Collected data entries
● ● ●

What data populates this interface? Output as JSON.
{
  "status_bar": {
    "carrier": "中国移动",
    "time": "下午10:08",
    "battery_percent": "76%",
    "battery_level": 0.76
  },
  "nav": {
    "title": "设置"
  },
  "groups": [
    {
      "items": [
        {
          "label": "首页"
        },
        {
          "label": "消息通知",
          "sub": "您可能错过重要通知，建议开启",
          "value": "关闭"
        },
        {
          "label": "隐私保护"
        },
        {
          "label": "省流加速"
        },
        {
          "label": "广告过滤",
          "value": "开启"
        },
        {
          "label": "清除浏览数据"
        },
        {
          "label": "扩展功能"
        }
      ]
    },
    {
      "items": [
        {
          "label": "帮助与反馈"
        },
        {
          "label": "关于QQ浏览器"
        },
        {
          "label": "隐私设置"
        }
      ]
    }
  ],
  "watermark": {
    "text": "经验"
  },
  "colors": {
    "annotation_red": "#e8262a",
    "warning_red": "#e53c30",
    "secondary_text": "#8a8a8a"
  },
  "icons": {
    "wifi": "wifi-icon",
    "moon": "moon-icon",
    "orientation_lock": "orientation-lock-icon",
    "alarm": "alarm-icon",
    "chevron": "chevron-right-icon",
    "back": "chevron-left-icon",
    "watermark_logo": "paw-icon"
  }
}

● ● ●

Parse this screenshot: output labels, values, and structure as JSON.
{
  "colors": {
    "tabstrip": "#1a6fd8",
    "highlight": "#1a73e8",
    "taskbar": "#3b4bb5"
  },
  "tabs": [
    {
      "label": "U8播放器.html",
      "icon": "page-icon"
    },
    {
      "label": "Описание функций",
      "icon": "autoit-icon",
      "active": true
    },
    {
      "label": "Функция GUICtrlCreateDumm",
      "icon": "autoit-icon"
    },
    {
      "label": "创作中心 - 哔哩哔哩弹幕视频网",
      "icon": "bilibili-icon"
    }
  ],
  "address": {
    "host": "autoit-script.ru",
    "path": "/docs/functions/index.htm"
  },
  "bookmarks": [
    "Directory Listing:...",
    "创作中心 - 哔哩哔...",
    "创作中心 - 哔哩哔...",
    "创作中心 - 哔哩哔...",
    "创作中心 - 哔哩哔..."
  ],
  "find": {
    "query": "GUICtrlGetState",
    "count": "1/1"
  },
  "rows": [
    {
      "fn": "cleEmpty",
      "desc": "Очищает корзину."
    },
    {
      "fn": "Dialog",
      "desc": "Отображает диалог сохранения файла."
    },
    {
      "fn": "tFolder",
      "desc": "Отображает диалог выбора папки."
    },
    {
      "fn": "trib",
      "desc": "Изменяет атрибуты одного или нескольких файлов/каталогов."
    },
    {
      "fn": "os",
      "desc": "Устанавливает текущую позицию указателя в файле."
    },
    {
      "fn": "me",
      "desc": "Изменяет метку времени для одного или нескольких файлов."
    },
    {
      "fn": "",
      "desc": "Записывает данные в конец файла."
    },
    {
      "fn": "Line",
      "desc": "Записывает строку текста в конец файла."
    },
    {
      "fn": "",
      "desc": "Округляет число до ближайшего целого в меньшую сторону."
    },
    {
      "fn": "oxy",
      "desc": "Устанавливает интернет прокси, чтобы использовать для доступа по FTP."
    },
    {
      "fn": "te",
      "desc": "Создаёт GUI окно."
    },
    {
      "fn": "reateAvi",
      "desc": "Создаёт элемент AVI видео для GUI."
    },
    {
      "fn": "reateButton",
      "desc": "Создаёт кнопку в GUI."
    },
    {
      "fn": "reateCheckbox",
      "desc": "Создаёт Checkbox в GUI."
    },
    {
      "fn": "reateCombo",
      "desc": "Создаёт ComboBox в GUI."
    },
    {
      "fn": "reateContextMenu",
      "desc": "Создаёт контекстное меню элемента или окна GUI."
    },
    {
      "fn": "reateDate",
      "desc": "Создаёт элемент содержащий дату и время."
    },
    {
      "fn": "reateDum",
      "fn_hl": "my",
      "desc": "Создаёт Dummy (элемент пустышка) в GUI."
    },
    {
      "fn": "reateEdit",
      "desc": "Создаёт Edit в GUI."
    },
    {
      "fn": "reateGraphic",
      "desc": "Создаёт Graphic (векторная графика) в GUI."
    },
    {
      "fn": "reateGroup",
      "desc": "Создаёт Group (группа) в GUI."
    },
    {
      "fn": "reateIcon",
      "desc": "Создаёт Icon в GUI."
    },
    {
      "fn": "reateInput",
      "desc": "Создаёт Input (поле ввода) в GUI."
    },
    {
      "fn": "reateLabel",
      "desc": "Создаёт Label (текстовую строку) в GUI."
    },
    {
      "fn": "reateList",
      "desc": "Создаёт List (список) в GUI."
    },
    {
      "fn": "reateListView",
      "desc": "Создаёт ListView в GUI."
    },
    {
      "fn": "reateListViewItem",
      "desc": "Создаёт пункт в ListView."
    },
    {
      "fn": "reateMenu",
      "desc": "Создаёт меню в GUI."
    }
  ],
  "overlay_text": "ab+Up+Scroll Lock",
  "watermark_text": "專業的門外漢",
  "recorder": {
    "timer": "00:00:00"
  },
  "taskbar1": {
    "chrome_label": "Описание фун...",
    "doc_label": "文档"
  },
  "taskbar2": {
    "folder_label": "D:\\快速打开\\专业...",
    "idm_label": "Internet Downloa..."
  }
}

● ● ●

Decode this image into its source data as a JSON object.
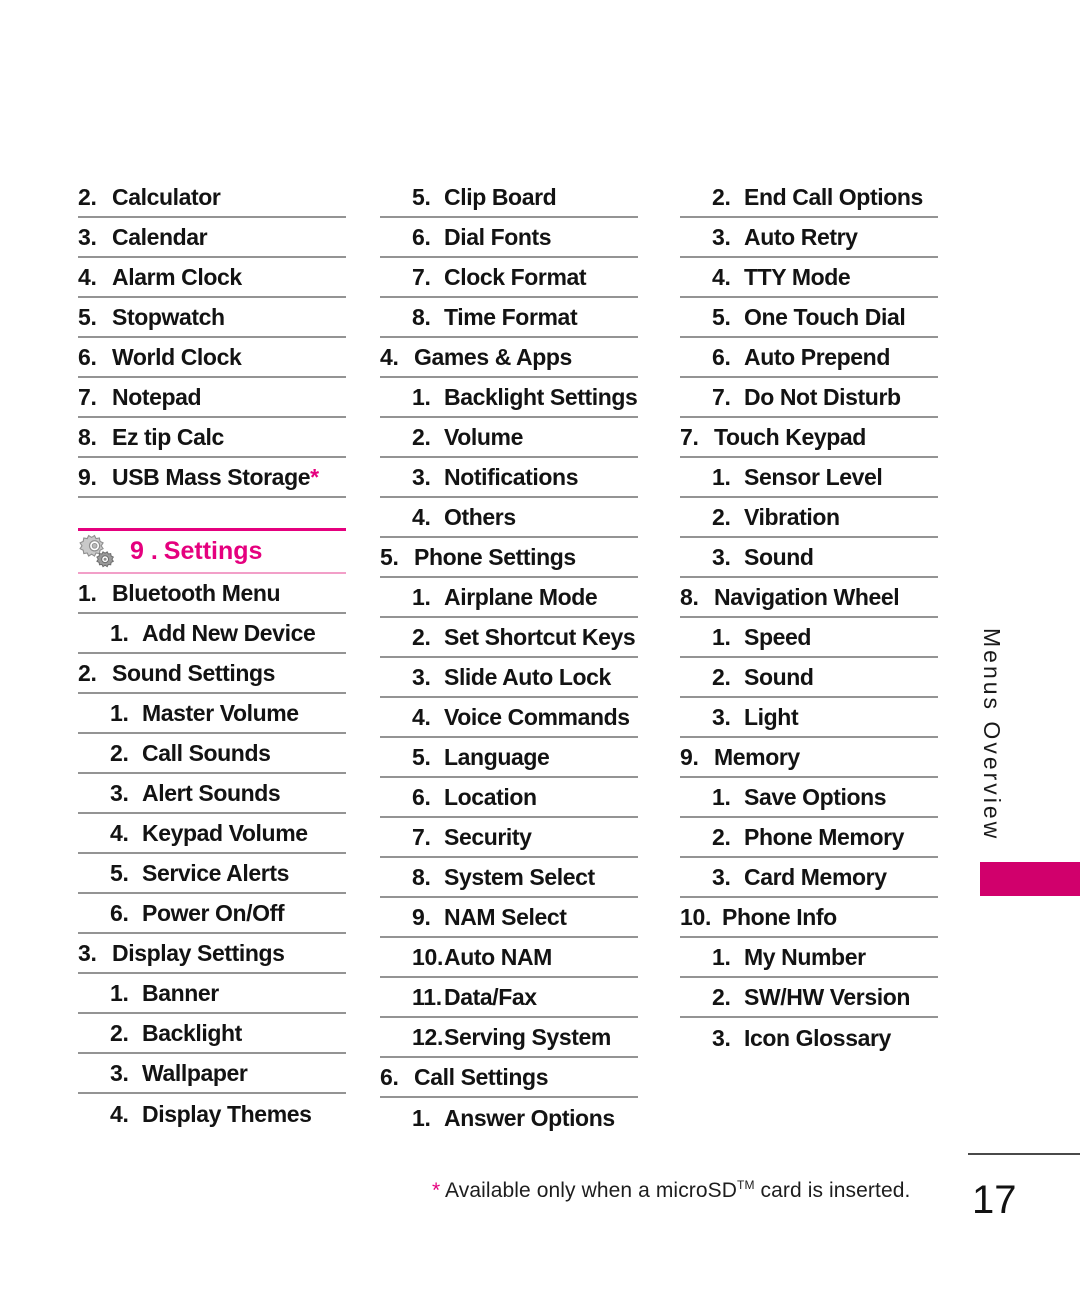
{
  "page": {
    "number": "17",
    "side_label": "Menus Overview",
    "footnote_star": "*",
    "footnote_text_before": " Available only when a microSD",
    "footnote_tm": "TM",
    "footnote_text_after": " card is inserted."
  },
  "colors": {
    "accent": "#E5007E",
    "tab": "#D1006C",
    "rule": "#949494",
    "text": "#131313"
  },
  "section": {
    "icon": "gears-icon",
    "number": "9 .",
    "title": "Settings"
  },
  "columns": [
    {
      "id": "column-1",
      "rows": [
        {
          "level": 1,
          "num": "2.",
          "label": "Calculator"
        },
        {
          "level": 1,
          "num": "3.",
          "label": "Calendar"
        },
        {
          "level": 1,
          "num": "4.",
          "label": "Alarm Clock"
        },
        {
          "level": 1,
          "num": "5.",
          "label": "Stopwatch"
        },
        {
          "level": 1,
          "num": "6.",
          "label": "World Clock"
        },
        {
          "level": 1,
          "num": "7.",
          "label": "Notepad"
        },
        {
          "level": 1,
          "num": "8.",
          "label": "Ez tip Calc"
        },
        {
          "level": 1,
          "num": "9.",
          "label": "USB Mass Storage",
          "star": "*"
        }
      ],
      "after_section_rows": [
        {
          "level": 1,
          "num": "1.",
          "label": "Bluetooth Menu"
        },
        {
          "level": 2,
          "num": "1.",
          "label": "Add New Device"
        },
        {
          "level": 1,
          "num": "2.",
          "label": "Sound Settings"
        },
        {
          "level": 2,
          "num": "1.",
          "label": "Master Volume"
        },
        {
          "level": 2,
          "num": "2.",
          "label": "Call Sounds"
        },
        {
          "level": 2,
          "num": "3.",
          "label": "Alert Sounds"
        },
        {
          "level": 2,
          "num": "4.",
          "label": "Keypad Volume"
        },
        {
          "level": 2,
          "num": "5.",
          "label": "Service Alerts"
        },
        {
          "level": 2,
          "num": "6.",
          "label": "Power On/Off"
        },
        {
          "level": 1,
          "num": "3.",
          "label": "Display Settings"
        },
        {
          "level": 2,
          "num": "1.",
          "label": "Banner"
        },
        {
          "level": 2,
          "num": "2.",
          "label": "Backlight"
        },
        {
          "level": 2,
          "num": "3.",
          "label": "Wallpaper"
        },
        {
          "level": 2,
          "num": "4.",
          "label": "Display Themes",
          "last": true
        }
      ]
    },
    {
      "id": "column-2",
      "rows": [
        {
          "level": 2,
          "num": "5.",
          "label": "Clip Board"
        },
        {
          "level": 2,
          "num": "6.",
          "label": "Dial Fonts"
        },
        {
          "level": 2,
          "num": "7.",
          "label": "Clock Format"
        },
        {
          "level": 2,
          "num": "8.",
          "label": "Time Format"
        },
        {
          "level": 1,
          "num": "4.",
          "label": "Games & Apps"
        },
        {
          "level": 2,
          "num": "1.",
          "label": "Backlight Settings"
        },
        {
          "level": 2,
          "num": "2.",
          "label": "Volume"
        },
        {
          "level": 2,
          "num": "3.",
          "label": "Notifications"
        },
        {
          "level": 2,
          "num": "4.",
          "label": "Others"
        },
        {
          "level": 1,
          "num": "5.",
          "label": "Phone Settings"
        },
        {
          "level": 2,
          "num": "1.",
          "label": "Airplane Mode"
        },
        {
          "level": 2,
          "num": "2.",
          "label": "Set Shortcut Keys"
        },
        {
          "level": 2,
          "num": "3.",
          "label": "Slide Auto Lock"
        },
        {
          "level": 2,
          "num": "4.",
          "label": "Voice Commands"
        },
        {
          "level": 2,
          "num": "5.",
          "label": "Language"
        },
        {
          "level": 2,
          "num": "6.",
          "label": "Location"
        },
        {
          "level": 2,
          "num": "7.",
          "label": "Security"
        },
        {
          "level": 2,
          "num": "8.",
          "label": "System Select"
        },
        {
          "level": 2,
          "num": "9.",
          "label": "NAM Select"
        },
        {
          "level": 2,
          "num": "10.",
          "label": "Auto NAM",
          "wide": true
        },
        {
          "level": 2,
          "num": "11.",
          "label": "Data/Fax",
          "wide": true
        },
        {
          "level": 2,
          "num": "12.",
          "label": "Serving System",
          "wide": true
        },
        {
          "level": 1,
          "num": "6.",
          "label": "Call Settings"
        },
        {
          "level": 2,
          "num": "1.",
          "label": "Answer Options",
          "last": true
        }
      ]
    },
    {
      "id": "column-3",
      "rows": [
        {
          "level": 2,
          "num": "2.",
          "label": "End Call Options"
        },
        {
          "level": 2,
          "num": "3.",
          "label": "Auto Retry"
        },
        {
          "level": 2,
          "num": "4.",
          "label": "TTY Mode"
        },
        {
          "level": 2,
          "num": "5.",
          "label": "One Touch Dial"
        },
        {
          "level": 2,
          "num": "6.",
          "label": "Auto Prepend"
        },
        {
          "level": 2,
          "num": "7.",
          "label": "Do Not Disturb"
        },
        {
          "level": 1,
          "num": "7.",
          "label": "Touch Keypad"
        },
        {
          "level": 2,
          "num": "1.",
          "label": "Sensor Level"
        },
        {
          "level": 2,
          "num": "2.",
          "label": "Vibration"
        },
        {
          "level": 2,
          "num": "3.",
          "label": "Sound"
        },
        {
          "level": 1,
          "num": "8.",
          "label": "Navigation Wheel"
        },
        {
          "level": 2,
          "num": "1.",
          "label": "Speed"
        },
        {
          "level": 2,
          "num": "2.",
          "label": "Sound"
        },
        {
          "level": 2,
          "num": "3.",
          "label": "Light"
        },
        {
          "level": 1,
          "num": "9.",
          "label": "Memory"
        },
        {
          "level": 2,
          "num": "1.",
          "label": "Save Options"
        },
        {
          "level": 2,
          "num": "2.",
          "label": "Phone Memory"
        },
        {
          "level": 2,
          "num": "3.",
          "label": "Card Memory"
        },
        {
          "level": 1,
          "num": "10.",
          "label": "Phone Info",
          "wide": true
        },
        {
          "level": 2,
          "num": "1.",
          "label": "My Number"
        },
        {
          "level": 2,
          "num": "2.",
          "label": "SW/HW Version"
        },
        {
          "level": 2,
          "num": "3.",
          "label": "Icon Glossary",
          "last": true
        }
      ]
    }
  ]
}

● ● ●

From the data, list each line in which the string "autoit" appears.

> _Written solution_
      "icon": "autoit-icon",
      "icon": "autoit-icon"
    "host": "autoit-script.ru",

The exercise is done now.